— begin Stored rows —
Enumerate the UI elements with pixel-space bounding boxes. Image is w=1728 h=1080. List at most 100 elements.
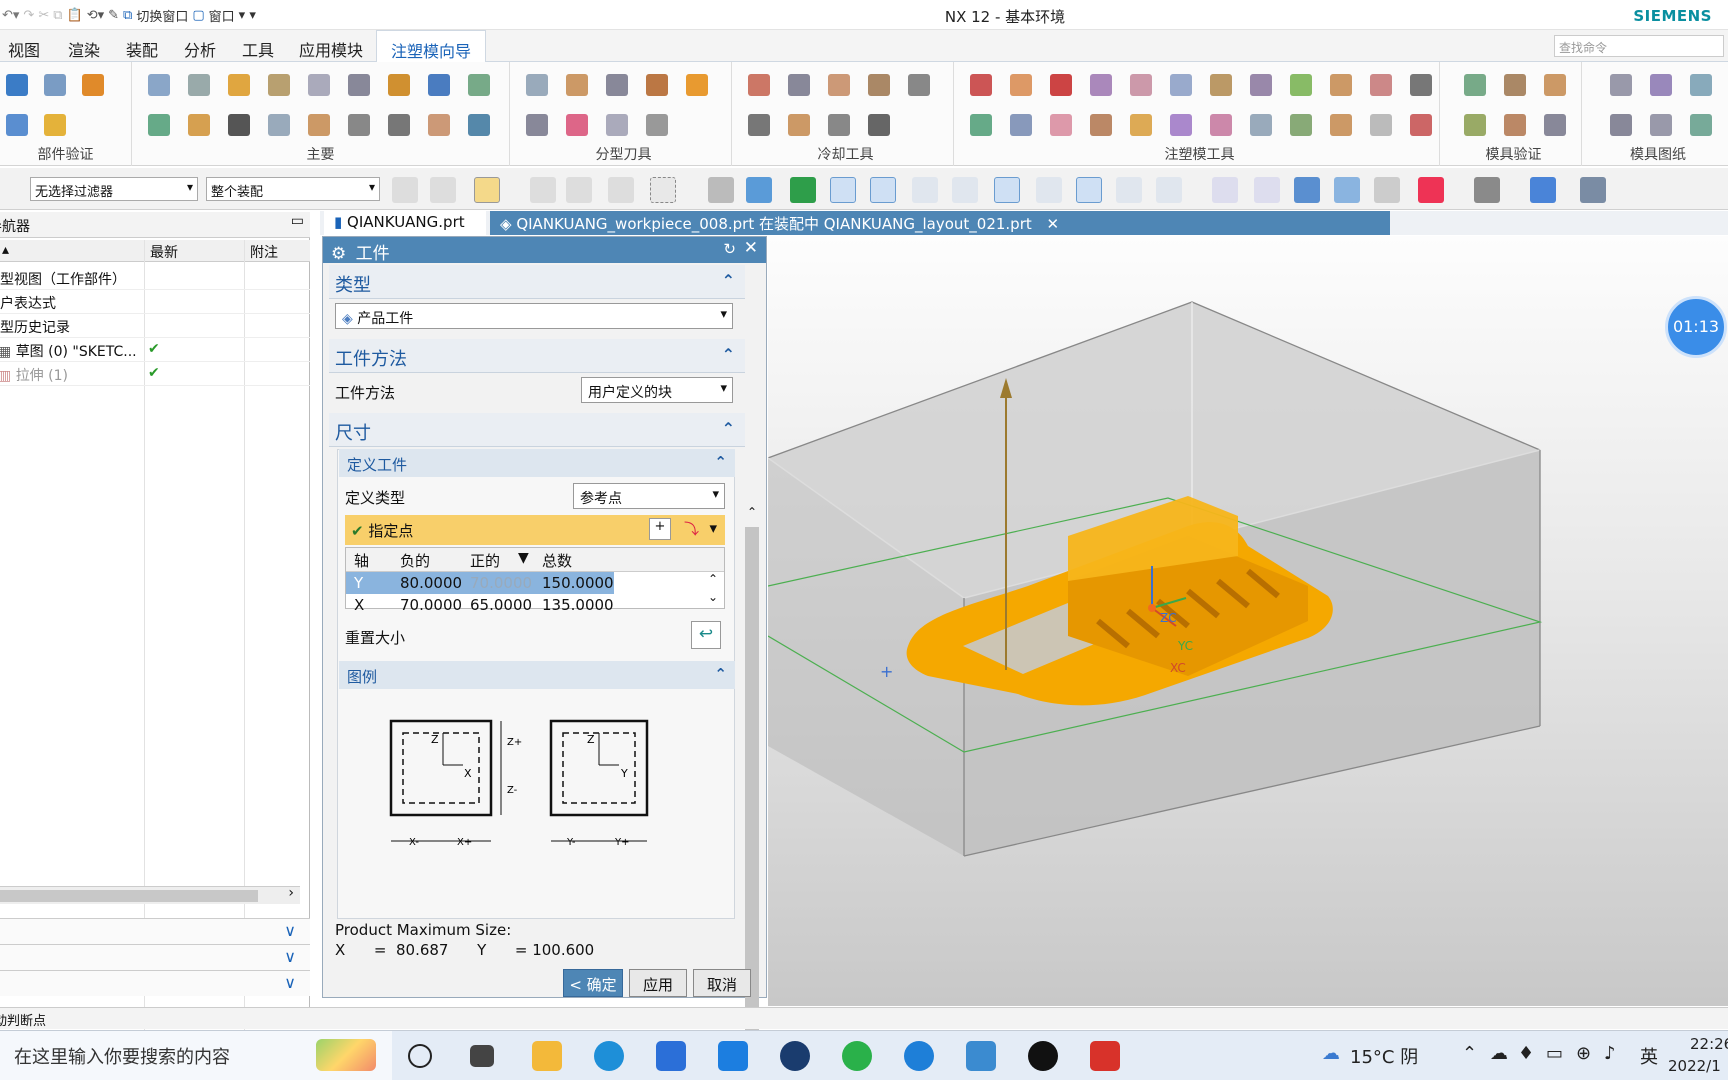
navigator-row[interactable]: 用户表达式 [0,290,310,314]
browser-q-icon[interactable] [904,1041,934,1071]
show-hide-icon[interactable] [708,177,734,203]
extend-sheet-icon[interactable] [1170,74,1192,96]
cell-negative[interactable]: 80.0000 [394,572,468,594]
split-solid-icon[interactable] [1010,74,1032,96]
rotate-icon[interactable] [1294,177,1320,203]
edge-browser-icon[interactable] [594,1041,624,1071]
check-region-icon[interactable] [82,74,104,96]
inferred-point-icon[interactable]: ⤵ [684,518,699,539]
wps-icon[interactable] [1090,1041,1120,1071]
collapse-icon[interactable]: ⌃ [714,453,727,471]
check-clearance-icon[interactable] [1504,74,1526,96]
mold-base-icon[interactable] [348,74,370,96]
closed-region-icon[interactable] [1370,74,1392,96]
mold-csys-icon[interactable] [188,74,210,96]
reset-size-button[interactable]: ↩ [691,621,721,649]
menu-mold-wizard[interactable]: 注塑模向导 [376,30,487,62]
fit-window-icon[interactable] [1418,177,1444,203]
solid-patch-icon[interactable] [1050,74,1072,96]
table-row[interactable]: Y 80.0000 70.0000 150.0000 [346,572,614,594]
cooling-fitting-icon[interactable] [828,114,850,136]
steam-icon[interactable] [780,1041,810,1071]
horizontal-scrollbar[interactable]: › [0,885,300,904]
tab-workpiece[interactable]: ◈ QIANKUANG_workpiece_008.prt 在装配中 QIANK… [490,211,1390,235]
collapse-icon[interactable]: ⌃ [722,345,735,364]
parting-line-icon[interactable] [606,74,628,96]
snap-point-filter-icon[interactable] [474,177,500,203]
component-select-icon[interactable] [566,177,592,203]
file-explorer-icon[interactable] [532,1041,562,1071]
photos-icon[interactable] [718,1041,748,1071]
curve-analysis-icon[interactable] [566,74,588,96]
curve-snap-icon[interactable] [912,177,938,203]
column-notes[interactable]: 附注 [250,242,278,262]
legend-header[interactable]: 图例 ⌃ [339,661,735,689]
feature-select-icon[interactable] [392,177,418,203]
gate-icon[interactable] [468,114,490,136]
cutting-face-icon[interactable] [1330,74,1352,96]
hole-manufacturing-note-icon[interactable] [1610,114,1632,136]
input-language[interactable]: 英 [1640,1043,1658,1069]
collapse-icon[interactable]: ⌃ [714,665,727,683]
cooling-standard-part-icon[interactable] [748,114,770,136]
collapse-icon[interactable]: ⌃ [722,271,735,290]
patch-icon[interactable] [526,114,548,136]
parting-check-tool-icon[interactable] [1290,114,1312,136]
qq-icon[interactable] [1028,1041,1058,1071]
mold-csys-2-icon[interactable] [428,114,450,136]
region-analysis-icon[interactable] [526,74,548,96]
reset-icon[interactable]: ↻ [723,240,736,258]
selection-scope-dropdown[interactable]: 整个装配 [206,177,380,201]
cell-positive[interactable]: 70.0000 [464,572,538,594]
header-axis[interactable]: 轴 [348,548,375,570]
menu-analysis[interactable]: 分析 [184,37,216,61]
fit-view-icon[interactable] [1212,177,1238,203]
chevron-down-icon[interactable]: ▾ [709,519,717,537]
cavity-layout-icon[interactable] [308,74,330,96]
graphics-window[interactable]: ZC YC XC + [767,236,1728,1006]
view-manager-icon[interactable] [388,114,410,136]
orient-view-icon[interactable] [1374,177,1400,203]
remove-parameters-icon[interactable] [1170,114,1192,136]
adjust-channel-icon[interactable] [868,74,890,96]
existing-point-snap-icon[interactable] [1076,177,1102,203]
scroll-right-icon[interactable]: › [288,885,294,901]
apply-button[interactable]: 应用 [629,969,687,997]
table-icon[interactable] [348,114,370,136]
type-dropdown[interactable]: ◈ 产品工件 [335,303,733,329]
merge-cavity-icon[interactable] [1010,114,1032,136]
replace-face-icon[interactable] [1210,114,1232,136]
parting-surface-icon[interactable] [646,74,668,96]
rectangle-select-icon[interactable] [650,177,676,203]
trim-solid-icon[interactable] [1210,74,1232,96]
parting-check-icon[interactable] [44,114,66,136]
zoom-icon[interactable] [1334,177,1360,203]
menu-assembly[interactable]: 装配 [126,37,158,61]
cell-positive[interactable]: 65.0000 [464,594,538,616]
wave-control-icon[interactable] [1330,114,1352,136]
mold-motion-icon[interactable] [1544,74,1566,96]
network-icon[interactable]: ⊕ [1576,1043,1591,1064]
standard-part-icon[interactable] [388,74,410,96]
pocket-icon[interactable] [268,114,290,136]
clock-time[interactable]: 22:26 [1690,1035,1728,1053]
scroll-up-icon[interactable]: ⌃ [708,572,718,586]
workpiece-method-dropdown[interactable]: 用户定义的块 [581,377,733,403]
mesh-icon[interactable] [1370,114,1392,136]
cooling-list-icon[interactable] [868,114,890,136]
define-workpiece-header[interactable]: 定义工件 ⌃ [339,449,735,477]
swap-model-icon[interactable] [646,114,668,136]
ejector-pin-icon[interactable] [428,74,450,96]
specify-point-row[interactable]: ✔ 指定点 + ⤵ ▾ [345,515,725,545]
define-circuit-icon[interactable] [788,114,810,136]
pan-icon[interactable] [1254,177,1280,203]
select-intent-icon[interactable] [430,177,456,203]
chevron-down-icon[interactable]: ∨ [284,947,296,966]
point-on-face-snap-icon[interactable] [1156,177,1182,203]
tray-expand-icon[interactable]: ⌃ [1462,1043,1477,1064]
csys-origin[interactable] [1148,604,1156,612]
sheet-patch-icon[interactable] [1090,74,1112,96]
cortana-icon[interactable] [408,1044,432,1068]
tab-qiankuang[interactable]: ▮ QIANKUANG.prt [324,211,486,235]
maximize-icon[interactable]: ▭ [291,213,304,229]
— end Stored rows —
Exercise:
Could you reproduce the rows word for word, from the line containing "navigator-row[interactable]: 用户表达式 [0,290,310,314]" through the line containing "rotate-icon[interactable] [1294,177,1320,203]", including both of those lines?

The response:
navigator-row[interactable]: 用户表达式 [0,290,310,314]
browser-q-icon[interactable] [904,1041,934,1071]
show-hide-icon[interactable] [708,177,734,203]
extend-sheet-icon[interactable] [1170,74,1192,96]
cell-negative[interactable]: 80.0000 [394,572,468,594]
split-solid-icon[interactable] [1010,74,1032,96]
rotate-icon[interactable] [1294,177,1320,203]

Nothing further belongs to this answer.